▸ **Requirements**: Reproduce each line bearing the word "content".

Data extracted from a collection
---+---
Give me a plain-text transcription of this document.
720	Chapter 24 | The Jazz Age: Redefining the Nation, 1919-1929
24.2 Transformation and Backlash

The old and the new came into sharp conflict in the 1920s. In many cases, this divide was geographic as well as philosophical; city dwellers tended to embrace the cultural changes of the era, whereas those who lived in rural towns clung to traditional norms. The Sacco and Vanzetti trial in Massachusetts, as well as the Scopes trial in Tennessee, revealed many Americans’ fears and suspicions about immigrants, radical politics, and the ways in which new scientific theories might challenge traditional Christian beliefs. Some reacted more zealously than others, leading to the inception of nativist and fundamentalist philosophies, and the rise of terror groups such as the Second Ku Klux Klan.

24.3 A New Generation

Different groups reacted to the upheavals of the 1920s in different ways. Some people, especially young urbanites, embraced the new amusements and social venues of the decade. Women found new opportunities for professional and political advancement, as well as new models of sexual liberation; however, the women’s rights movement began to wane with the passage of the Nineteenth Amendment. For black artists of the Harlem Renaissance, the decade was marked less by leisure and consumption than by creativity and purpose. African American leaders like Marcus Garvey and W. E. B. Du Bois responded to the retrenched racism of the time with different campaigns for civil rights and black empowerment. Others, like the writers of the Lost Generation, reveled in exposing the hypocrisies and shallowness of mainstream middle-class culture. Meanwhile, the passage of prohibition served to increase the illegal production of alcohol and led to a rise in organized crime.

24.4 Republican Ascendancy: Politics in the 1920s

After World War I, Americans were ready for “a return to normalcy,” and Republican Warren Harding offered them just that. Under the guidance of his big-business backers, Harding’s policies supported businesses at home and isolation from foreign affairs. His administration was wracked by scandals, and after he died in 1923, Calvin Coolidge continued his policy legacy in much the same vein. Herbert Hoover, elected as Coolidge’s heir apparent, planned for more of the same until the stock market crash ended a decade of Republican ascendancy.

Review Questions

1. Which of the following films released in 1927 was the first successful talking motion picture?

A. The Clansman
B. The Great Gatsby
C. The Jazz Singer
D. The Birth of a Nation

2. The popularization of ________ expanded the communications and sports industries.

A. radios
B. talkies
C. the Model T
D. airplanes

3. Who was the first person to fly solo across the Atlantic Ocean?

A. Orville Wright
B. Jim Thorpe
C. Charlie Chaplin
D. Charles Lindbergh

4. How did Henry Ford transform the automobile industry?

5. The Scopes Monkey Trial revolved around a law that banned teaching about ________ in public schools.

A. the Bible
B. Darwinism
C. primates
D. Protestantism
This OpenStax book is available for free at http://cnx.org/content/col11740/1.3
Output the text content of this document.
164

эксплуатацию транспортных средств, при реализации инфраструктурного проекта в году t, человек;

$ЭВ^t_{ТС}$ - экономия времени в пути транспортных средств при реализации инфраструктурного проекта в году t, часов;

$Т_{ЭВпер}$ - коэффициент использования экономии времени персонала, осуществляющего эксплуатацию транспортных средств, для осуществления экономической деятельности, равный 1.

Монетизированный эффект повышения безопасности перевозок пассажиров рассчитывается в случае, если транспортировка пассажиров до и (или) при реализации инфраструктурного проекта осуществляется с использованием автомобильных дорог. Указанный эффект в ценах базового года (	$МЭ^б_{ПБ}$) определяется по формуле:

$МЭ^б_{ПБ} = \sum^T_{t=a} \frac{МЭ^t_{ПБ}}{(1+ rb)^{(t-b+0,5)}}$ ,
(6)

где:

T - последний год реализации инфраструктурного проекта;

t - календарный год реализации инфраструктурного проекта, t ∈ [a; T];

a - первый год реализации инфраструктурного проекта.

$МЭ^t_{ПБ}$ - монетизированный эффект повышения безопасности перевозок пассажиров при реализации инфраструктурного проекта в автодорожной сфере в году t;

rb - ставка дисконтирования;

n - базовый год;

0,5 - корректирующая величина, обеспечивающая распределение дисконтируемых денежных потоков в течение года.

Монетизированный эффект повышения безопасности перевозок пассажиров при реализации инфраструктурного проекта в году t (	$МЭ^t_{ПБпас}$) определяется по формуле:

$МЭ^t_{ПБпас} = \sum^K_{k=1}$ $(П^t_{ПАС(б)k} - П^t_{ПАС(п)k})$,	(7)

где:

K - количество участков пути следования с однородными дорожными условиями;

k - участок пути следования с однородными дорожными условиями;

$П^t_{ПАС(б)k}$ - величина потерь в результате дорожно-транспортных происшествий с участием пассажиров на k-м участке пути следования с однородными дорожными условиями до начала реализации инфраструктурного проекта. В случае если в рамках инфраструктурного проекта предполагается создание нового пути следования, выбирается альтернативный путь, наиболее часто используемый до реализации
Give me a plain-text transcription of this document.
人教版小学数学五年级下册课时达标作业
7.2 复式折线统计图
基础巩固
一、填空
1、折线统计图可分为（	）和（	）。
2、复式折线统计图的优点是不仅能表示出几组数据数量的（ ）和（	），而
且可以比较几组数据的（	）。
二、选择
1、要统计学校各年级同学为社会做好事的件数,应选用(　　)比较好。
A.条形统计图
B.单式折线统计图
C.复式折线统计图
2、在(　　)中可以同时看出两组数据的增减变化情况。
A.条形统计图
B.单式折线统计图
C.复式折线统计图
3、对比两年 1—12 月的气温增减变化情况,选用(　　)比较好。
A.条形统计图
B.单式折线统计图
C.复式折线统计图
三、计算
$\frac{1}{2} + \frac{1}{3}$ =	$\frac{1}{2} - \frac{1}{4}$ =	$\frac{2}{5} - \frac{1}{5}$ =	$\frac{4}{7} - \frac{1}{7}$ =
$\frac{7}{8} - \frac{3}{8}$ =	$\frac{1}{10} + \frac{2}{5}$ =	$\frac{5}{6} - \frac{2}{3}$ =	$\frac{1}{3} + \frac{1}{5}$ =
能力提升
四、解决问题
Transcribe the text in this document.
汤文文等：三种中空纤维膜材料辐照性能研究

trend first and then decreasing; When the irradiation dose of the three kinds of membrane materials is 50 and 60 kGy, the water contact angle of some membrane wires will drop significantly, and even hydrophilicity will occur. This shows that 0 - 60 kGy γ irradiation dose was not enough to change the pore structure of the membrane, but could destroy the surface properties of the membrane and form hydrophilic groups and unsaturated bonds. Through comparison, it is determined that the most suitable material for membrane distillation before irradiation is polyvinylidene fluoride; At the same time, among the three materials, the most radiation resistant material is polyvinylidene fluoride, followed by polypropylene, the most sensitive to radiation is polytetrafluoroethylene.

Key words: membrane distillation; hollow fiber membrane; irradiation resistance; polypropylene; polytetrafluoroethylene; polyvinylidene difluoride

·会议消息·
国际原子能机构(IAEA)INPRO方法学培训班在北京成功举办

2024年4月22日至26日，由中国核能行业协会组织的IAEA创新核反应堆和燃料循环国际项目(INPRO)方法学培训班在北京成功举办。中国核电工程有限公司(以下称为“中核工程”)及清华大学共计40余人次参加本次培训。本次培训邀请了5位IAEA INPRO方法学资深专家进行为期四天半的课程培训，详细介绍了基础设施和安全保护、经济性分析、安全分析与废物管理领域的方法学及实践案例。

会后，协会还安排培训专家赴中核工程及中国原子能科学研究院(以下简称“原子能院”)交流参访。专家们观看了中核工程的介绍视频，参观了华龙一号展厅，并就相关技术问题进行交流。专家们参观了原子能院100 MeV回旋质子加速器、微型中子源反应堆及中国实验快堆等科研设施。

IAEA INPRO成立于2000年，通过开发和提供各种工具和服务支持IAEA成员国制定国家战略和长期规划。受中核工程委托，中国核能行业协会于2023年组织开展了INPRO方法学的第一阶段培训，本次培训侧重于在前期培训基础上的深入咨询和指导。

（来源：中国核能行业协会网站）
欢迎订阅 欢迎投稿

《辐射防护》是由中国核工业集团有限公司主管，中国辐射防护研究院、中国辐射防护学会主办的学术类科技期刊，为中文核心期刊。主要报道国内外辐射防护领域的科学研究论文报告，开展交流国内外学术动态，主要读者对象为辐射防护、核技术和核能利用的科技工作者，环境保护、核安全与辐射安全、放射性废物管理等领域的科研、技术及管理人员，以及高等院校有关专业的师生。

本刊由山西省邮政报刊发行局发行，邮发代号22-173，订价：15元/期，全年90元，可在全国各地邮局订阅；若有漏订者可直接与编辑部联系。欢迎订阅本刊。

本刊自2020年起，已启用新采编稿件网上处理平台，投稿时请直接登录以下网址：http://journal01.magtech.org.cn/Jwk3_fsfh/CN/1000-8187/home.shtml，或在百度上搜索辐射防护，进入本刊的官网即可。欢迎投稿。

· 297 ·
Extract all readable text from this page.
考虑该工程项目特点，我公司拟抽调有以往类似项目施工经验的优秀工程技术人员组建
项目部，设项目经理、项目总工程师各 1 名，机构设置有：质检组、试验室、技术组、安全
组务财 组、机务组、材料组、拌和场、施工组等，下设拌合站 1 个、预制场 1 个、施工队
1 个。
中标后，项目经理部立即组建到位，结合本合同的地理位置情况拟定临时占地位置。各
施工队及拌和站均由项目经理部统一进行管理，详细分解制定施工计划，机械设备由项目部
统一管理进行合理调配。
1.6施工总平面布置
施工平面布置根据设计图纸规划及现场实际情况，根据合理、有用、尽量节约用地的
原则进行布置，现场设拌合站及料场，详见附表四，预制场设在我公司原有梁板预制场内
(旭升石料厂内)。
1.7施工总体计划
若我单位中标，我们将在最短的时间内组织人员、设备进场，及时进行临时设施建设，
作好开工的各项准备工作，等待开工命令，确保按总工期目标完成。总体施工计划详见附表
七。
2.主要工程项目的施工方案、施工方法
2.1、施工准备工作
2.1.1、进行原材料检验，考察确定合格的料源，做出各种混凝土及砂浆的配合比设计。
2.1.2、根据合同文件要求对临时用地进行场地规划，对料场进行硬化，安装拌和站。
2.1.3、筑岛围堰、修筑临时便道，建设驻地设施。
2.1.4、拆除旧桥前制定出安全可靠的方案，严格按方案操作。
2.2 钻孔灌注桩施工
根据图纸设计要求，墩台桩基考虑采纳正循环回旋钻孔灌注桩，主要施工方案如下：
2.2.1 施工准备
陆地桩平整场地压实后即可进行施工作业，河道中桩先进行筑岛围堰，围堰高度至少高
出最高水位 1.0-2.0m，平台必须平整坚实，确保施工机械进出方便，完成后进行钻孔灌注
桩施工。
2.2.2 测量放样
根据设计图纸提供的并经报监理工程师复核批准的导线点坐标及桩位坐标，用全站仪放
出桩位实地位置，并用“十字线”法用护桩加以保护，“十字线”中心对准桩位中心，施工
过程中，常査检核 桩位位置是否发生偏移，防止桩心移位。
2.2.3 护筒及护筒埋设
---+---
▸ **Full response**:
This OpenStax book is available for free at http://cnx.org/content/col11740/1.3
Output the text content of this document.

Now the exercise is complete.